→ **Description of the task**
Output exactly the lines from the line with "Extract all readable text from this page." through the end of the records below. Include nothing else.

→ **Input records**
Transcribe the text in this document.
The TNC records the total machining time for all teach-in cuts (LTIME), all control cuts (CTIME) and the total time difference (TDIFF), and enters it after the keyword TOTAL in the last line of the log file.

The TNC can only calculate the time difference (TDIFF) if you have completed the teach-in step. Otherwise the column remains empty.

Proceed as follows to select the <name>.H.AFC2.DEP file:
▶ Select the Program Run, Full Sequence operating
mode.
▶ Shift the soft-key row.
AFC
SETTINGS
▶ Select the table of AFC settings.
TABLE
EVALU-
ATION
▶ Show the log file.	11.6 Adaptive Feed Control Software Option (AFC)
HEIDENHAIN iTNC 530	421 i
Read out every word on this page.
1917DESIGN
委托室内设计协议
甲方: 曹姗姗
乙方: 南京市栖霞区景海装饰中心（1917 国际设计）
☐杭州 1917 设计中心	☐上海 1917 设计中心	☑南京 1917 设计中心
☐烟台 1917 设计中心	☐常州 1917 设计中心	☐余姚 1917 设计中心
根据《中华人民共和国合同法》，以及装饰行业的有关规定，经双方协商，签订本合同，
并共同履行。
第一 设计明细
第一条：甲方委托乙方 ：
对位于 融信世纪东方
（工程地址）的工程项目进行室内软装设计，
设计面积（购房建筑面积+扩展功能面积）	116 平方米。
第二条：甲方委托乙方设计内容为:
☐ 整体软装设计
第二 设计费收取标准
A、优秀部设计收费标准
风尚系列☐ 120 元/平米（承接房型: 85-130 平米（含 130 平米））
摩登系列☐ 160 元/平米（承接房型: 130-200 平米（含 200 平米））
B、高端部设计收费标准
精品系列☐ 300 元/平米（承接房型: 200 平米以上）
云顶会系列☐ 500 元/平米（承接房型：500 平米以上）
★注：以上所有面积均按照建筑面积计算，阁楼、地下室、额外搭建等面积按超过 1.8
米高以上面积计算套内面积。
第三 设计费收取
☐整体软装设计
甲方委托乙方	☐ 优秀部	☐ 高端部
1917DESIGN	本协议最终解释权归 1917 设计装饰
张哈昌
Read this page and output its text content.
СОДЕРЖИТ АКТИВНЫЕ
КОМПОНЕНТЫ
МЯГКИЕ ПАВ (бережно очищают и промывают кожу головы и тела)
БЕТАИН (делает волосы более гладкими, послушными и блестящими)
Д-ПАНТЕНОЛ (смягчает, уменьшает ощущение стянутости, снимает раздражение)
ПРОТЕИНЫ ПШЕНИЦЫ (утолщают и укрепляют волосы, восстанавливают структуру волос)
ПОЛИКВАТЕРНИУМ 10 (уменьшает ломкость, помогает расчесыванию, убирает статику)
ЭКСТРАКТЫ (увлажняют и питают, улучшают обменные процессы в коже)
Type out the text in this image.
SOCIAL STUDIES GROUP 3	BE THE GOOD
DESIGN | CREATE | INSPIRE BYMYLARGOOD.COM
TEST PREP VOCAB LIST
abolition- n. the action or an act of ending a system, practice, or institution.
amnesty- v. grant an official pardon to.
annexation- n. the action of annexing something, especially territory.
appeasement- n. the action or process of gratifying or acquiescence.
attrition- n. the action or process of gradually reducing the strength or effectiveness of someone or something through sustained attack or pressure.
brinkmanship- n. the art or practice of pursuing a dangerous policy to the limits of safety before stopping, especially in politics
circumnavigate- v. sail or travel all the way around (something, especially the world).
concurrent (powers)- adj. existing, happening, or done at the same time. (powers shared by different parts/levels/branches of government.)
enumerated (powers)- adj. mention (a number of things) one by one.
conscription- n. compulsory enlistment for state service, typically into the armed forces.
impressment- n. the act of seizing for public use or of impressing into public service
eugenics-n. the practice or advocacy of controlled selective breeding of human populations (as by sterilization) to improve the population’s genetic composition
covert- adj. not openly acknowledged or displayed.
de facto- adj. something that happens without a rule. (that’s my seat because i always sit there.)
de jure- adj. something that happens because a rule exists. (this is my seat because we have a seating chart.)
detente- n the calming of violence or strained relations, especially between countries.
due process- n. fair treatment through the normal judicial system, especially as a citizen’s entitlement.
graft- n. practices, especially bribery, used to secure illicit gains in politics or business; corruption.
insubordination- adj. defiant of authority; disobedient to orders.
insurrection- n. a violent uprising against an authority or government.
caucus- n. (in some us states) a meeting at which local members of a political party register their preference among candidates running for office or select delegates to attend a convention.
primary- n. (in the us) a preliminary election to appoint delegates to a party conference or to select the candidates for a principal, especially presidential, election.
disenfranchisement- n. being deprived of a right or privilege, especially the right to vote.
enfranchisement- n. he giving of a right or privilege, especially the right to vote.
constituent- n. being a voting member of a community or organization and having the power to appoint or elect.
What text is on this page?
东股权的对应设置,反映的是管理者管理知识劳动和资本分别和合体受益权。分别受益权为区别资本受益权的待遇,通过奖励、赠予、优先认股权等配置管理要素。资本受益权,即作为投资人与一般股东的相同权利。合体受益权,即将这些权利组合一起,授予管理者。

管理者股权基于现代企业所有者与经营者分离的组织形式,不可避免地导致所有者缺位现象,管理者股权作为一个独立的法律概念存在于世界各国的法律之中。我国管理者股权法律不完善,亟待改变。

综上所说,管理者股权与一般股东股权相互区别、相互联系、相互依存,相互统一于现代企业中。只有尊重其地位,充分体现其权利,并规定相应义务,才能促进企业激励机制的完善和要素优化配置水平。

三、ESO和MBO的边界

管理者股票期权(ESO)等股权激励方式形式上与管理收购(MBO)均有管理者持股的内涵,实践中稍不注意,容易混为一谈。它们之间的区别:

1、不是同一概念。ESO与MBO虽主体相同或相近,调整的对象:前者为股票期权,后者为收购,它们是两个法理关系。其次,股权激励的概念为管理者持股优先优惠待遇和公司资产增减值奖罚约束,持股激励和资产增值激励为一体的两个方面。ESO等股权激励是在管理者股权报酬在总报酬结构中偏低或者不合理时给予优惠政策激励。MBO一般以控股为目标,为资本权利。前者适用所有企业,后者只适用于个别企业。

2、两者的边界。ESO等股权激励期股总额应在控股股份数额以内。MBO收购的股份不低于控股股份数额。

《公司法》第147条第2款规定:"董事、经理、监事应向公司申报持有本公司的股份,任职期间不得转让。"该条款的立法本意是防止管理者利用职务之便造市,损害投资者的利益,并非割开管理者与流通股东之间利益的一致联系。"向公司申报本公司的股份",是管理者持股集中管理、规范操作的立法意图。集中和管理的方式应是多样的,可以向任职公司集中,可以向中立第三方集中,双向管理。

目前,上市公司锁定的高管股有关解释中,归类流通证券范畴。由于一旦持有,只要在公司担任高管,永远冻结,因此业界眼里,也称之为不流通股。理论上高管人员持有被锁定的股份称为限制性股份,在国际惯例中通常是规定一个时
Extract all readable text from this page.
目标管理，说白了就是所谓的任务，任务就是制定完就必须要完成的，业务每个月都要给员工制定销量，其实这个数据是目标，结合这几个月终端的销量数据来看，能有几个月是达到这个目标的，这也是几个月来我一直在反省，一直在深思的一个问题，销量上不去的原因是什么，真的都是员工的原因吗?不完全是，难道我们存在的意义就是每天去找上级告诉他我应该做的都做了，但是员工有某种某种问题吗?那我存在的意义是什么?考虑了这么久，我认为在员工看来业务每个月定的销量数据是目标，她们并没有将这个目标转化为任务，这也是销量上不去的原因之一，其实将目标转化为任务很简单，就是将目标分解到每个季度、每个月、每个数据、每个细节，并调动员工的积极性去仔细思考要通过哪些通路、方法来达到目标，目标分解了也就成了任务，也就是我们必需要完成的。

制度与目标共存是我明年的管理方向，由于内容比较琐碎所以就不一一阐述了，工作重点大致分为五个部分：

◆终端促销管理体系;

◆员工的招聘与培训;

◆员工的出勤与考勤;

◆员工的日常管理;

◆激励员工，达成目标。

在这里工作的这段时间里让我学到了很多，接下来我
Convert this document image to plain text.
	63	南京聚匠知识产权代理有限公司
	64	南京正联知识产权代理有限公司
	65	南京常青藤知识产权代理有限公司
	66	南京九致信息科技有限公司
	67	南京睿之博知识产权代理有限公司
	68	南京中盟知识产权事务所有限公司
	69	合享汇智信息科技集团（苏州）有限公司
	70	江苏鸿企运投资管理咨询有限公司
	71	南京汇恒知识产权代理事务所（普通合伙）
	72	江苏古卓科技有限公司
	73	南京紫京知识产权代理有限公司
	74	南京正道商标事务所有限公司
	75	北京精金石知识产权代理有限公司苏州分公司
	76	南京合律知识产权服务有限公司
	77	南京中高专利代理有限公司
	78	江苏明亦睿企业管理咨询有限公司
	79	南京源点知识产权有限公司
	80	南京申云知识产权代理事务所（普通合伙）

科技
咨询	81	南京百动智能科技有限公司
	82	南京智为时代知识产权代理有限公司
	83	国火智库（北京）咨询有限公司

→ **Solution to this problem**
Extract all readable text from this page.
目标管理，说白了就是所谓的任务，任务就是制定完就必须要完成的，业务每个月都要给员工制定销量，其实这个数据是目标，结合这几个月终端的销量数据来看，能有几个月是达到这个目标的，这也是几个月来我一直在反省，一直在深思的一个问题，销量上不去的原因是什么，真的都是员工的原因吗?不完全是，难道我们存在的意义就是每天去找上级告诉他我应该做的都做了，但是员工有某种某种问题吗?那我存在的意义是什么?考虑了这么久，我认为在员工看来业务每个月定的销量数据是目标，她们并没有将这个目标转化为任务，这也是销量上不去的原因之一，其实将目标转化为任务很简单，就是将目标分解到每个季度、每个月、每个数据、每个细节，并调动员工的积极性去仔细思考要通过哪些通路、方法来达到目标，目标分解了也就成了任务，也就是我们必需要完成的。

制度与目标共存是我明年的管理方向，由于内容比较琐碎所以就不一一阐述了，工作重点大致分为五个部分：

◆终端促销管理体系;

◆员工的招聘与培训;

◆员工的出勤与考勤;

◆员工的日常管理;

◆激励员工，达成目标。

在这里工作的这段时间里让我学到了很多，接下来我
Convert this document image to plain text.
	63	南京聚匠知识产权代理有限公司
	64	南京正联知识产权代理有限公司
	65	南京常青藤知识产权代理有限公司
	66	南京九致信息科技有限公司
	67	南京睿之博知识产权代理有限公司
	68	南京中盟知识产权事务所有限公司
	69	合享汇智信息科技集团（苏州）有限公司
	70	江苏鸿企运投资管理咨询有限公司
	71	南京汇恒知识产权代理事务所（普通合伙）
	72	江苏古卓科技有限公司
	73	南京紫京知识产权代理有限公司
	74	南京正道商标事务所有限公司
	75	北京精金石知识产权代理有限公司苏州分公司
	76	南京合律知识产权服务有限公司
	77	南京中高专利代理有限公司
	78	江苏明亦睿企业管理咨询有限公司
	79	南京源点知识产权有限公司
	80	南京申云知识产权代理事务所（普通合伙）

科技
咨询	81	南京百动智能科技有限公司
	82	南京智为时代知识产权代理有限公司
	83	国火智库（北京）咨询有限公司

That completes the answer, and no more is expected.